Exact repetition of every entry is required.

====

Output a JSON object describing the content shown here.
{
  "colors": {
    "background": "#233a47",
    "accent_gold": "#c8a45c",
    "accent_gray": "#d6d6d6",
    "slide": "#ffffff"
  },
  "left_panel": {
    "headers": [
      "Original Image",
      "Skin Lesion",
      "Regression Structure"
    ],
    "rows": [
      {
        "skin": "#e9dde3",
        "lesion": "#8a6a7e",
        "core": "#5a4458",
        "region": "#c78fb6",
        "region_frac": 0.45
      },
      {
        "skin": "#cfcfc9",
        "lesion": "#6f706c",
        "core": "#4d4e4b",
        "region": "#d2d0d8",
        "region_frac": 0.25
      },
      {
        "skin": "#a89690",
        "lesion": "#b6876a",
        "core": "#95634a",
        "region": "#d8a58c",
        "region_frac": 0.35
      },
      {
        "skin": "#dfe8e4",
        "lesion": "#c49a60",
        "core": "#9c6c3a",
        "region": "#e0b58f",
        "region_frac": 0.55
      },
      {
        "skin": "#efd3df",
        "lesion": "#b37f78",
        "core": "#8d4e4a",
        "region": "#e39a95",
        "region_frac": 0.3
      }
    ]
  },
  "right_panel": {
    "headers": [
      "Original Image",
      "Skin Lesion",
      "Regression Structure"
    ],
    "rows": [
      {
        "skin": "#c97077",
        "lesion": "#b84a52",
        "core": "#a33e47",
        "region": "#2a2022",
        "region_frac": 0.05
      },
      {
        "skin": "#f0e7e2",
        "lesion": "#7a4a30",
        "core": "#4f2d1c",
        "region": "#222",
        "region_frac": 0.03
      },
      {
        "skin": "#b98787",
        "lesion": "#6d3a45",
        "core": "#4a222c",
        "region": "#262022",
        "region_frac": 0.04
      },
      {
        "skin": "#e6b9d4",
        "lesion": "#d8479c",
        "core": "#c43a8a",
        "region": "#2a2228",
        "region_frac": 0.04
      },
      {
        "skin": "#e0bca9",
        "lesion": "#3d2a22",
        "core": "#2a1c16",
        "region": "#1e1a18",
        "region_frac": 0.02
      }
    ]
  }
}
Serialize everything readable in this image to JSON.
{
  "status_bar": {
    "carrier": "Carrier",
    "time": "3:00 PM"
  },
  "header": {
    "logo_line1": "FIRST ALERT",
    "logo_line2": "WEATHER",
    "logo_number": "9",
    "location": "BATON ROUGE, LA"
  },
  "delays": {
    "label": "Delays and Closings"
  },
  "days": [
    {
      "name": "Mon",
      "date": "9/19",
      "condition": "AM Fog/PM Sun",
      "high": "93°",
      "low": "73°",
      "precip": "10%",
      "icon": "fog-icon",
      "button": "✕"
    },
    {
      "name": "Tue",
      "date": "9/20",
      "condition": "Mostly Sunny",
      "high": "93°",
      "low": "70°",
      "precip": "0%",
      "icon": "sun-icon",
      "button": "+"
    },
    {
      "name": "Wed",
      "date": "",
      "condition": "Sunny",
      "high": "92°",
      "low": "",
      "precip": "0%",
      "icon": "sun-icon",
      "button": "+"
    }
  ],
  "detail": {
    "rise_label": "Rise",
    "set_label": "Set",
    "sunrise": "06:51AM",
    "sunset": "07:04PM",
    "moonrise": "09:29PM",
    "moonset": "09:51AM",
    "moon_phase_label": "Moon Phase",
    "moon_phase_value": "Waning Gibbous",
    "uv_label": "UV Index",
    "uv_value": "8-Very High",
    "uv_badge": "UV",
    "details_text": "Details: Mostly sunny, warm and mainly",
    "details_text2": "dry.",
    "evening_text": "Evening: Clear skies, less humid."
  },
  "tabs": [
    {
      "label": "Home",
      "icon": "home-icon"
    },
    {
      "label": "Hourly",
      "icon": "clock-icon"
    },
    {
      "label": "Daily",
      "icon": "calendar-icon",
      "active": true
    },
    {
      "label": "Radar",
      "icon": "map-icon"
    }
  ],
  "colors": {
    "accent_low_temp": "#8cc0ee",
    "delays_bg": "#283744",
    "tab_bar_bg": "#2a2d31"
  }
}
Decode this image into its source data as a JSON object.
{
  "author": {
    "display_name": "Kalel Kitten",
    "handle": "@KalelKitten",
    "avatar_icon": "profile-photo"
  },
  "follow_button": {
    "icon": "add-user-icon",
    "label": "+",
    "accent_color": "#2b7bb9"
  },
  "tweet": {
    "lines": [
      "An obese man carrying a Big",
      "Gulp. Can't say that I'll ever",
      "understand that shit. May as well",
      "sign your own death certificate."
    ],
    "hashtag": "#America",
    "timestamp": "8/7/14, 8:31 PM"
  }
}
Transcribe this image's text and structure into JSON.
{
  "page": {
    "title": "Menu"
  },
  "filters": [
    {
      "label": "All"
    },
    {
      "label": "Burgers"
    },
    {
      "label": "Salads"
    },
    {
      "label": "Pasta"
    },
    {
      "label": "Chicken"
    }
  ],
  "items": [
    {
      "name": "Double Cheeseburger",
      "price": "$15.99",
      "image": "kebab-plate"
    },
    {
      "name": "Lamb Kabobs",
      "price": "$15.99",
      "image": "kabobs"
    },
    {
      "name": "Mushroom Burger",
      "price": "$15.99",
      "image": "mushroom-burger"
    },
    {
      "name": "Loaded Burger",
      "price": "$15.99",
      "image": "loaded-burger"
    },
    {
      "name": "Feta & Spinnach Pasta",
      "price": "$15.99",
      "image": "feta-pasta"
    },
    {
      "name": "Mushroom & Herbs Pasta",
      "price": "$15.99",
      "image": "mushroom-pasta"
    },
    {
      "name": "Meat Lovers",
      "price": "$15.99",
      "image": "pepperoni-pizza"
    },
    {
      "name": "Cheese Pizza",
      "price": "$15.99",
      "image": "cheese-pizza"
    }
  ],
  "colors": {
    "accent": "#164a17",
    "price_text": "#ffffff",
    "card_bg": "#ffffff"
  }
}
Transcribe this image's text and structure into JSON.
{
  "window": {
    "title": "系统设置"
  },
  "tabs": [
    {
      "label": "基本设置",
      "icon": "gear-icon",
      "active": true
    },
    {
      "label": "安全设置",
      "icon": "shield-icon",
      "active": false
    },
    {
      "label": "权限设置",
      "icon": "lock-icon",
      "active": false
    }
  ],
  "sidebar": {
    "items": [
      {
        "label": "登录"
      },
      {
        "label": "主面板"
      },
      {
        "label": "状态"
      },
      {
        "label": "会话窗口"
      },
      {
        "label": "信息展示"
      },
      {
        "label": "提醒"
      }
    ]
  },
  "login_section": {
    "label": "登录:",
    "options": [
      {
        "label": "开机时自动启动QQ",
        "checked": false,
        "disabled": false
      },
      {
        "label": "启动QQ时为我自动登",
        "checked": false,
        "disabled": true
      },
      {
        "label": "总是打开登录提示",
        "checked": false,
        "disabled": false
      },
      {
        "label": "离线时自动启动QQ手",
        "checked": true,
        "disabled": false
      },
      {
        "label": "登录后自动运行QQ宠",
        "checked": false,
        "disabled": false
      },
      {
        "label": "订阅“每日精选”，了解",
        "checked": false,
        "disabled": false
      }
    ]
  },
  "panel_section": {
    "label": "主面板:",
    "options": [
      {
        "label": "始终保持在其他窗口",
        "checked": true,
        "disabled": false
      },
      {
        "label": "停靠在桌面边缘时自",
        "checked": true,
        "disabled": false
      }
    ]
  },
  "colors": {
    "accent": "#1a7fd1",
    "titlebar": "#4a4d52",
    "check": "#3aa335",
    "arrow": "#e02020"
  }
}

====

THE ANSWER:
Output a JSON object describing the content shown here.
{
  "colors": {
    "background": "#233a47",
    "accent_gold": "#c8a45c",
    "accent_gray": "#d6d6d6",
    "slide": "#ffffff"
  },
  "left_panel": {
    "headers": [
      "Original Image",
      "Skin Lesion",
      "Regression Structure"
    ],
    "rows": [
      {
        "skin": "#e9dde3",
        "lesion": "#8a6a7e",
        "core": "#5a4458",
        "region": "#c78fb6",
        "region_frac": 0.45
      },
      {
        "skin": "#cfcfc9",
        "lesion": "#6f706c",
        "core": "#4d4e4b",
        "region": "#d2d0d8",
        "region_frac": 0.25
      },
      {
        "skin": "#a89690",
        "lesion": "#b6876a",
        "core": "#95634a",
        "region": "#d8a58c",
        "region_frac": 0.35
      },
      {
        "skin": "#dfe8e4",
        "lesion": "#c49a60",
        "core": "#9c6c3a",
        "region": "#e0b58f",
        "region_frac": 0.55
      },
      {
        "skin": "#efd3df",
        "lesion": "#b37f78",
        "core": "#8d4e4a",
        "region": "#e39a95",
        "region_frac": 0.3
      }
    ]
  },
  "right_panel": {
    "headers": [
      "Original Image",
      "Skin Lesion",
      "Regression Structure"
    ],
    "rows": [
      {
        "skin": "#c97077",
        "lesion": "#b84a52",
        "core": "#a33e47",
        "region": "#2a2022",
        "region_frac": 0.05
      },
      {
        "skin": "#f0e7e2",
        "lesion": "#7a4a30",
        "core": "#4f2d1c",
        "region": "#222",
        "region_frac": 0.03
      },
      {
        "skin": "#b98787",
        "lesion": "#6d3a45",
        "core": "#4a222c",
        "region": "#262022",
        "region_frac": 0.04
      },
      {
        "skin": "#e6b9d4",
        "lesion": "#d8479c",
        "core": "#c43a8a",
        "region": "#2a2228",
        "region_frac": 0.04
      },
      {
        "skin": "#e0bca9",
        "lesion": "#3d2a22",
        "core": "#2a1c16",
        "region": "#1e1a18",
        "region_frac": 0.02
      }
    ]
  }
}
Serialize everything readable in this image to JSON.
{
  "status_bar": {
    "carrier": "Carrier",
    "time": "3:00 PM"
  },
  "header": {
    "logo_line1": "FIRST ALERT",
    "logo_line2": "WEATHER",
    "logo_number": "9",
    "location": "BATON ROUGE, LA"
  },
  "delays": {
    "label": "Delays and Closings"
  },
  "days": [
    {
      "name": "Mon",
      "date": "9/19",
      "condition": "AM Fog/PM Sun",
      "high": "93°",
      "low": "73°",
      "precip": "10%",
      "icon": "fog-icon",
      "button": "✕"
    },
    {
      "name": "Tue",
      "date": "9/20",
      "condition": "Mostly Sunny",
      "high": "93°",
      "low": "70°",
      "precip": "0%",
      "icon": "sun-icon",
      "button": "+"
    },
    {
      "name": "Wed",
      "date": "",
      "condition": "Sunny",
      "high": "92°",
      "low": "",
      "precip": "0%",
      "icon": "sun-icon",
      "button": "+"
    }
  ],
  "detail": {
    "rise_label": "Rise",
    "set_label": "Set",
    "sunrise": "06:51AM",
    "sunset": "07:04PM",
    "moonrise": "09:29PM",
    "moonset": "09:51AM",
    "moon_phase_label": "Moon Phase",
    "moon_phase_value": "Waning Gibbous",
    "uv_label": "UV Index",
    "uv_value": "8-Very High",
    "uv_badge": "UV",
    "details_text": "Details: Mostly sunny, warm and mainly",
    "details_text2": "dry.",
    "evening_text": "Evening: Clear skies, less humid."
  },
  "tabs": [
    {
      "label": "Home",
      "icon": "home-icon"
    },
    {
      "label": "Hourly",
      "icon": "clock-icon"
    },
    {
      "label": "Daily",
      "icon": "calendar-icon",
      "active": true
    },
    {
      "label": "Radar",
      "icon": "map-icon"
    }
  ],
  "colors": {
    "accent_low_temp": "#8cc0ee",
    "delays_bg": "#283744",
    "tab_bar_bg": "#2a2d31"
  }
}
Decode this image into its source data as a JSON object.
{
  "author": {
    "display_name": "Kalel Kitten",
    "handle": "@KalelKitten",
    "avatar_icon": "profile-photo"
  },
  "follow_button": {
    "icon": "add-user-icon",
    "label": "+",
    "accent_color": "#2b7bb9"
  },
  "tweet": {
    "lines": [
      "An obese man carrying a Big",
      "Gulp. Can't say that I'll ever",
      "understand that shit. May as well",
      "sign your own death certificate."
    ],
    "hashtag": "#America",
    "timestamp": "8/7/14, 8:31 PM"
  }
}
Transcribe this image's text and structure into JSON.
{
  "page": {
    "title": "Menu"
  },
  "filters": [
    {
      "label": "All"
    },
    {
      "label": "Burgers"
    },
    {
      "label": "Salads"
    },
    {
      "label": "Pasta"
    },
    {
      "label": "Chicken"
    }
  ],
  "items": [
    {
      "name": "Double Cheeseburger",
      "price": "$15.99",
      "image": "kebab-plate"
    },
    {
      "name": "Lamb Kabobs",
      "price": "$15.99",
      "image": "kabobs"
    },
    {
      "name": "Mushroom Burger",
      "price": "$15.99",
      "image": "mushroom-burger"
    },
    {
      "name": "Loaded Burger",
      "price": "$15.99",
      "image": "loaded-burger"
    },
    {
      "name": "Feta & Spinnach Pasta",
      "price": "$15.99",
      "image": "feta-pasta"
    },
    {
      "name": "Mushroom & Herbs Pasta",
      "price": "$15.99",
      "image": "mushroom-pasta"
    },
    {
      "name": "Meat Lovers",
      "price": "$15.99",
      "image": "pepperoni-pizza"
    },
    {
      "name": "Cheese Pizza",
      "price": "$15.99",
      "image": "cheese-pizza"
    }
  ],
  "colors": {
    "accent": "#164a17",
    "price_text": "#ffffff",
    "card_bg": "#ffffff"
  }
}
Transcribe this image's text and structure into JSON.
{
  "window": {
    "title": "系统设置"
  },
  "tabs": [
    {
      "label": "基本设置",
      "icon": "gear-icon",
      "active": true
    },
    {
      "label": "安全设置",
      "icon": "shield-icon",
      "active": false
    },
    {
      "label": "权限设置",
      "icon": "lock-icon",
      "active": false
    }
  ],
  "sidebar": {
    "items": [
      {
        "label": "登录"
      },
      {
        "label": "主面板"
      },
      {
        "label": "状态"
      },
      {
        "label": "会话窗口"
      },
      {
        "label": "信息展示"
      },
      {
        "label": "提醒"
      }
    ]
  },
  "login_section": {
    "label": "登录:",
    "options": [
      {
        "label": "开机时自动启动QQ",
        "checked": false,
        "disabled": false
      },
      {
        "label": "启动QQ时为我自动登",
        "checked": false,
        "disabled": true
      },
      {
        "label": "总是打开登录提示",
        "checked": false,
        "disabled": false
      },
      {
        "label": "离线时自动启动QQ手",
        "checked": true,
        "disabled": false
      },
      {
        "label": "登录后自动运行QQ宠",
        "checked": false,
        "disabled": false
      },
      {
        "label": "订阅“每日精选”，了解",
        "checked": false,
        "disabled": false
      }
    ]
  },
  "panel_section": {
    "label": "主面板:",
    "options": [
      {
        "label": "始终保持在其他窗口",
        "checked": true,
        "disabled": false
      },
      {
        "label": "停靠在桌面边缘时自",
        "checked": true,
        "disabled": false
      }
    ]
  },
  "colors": {
    "accent": "#1a7fd1",
    "titlebar": "#4a4d52",
    "check": "#3aa335",
    "arrow": "#e02020"
  }
}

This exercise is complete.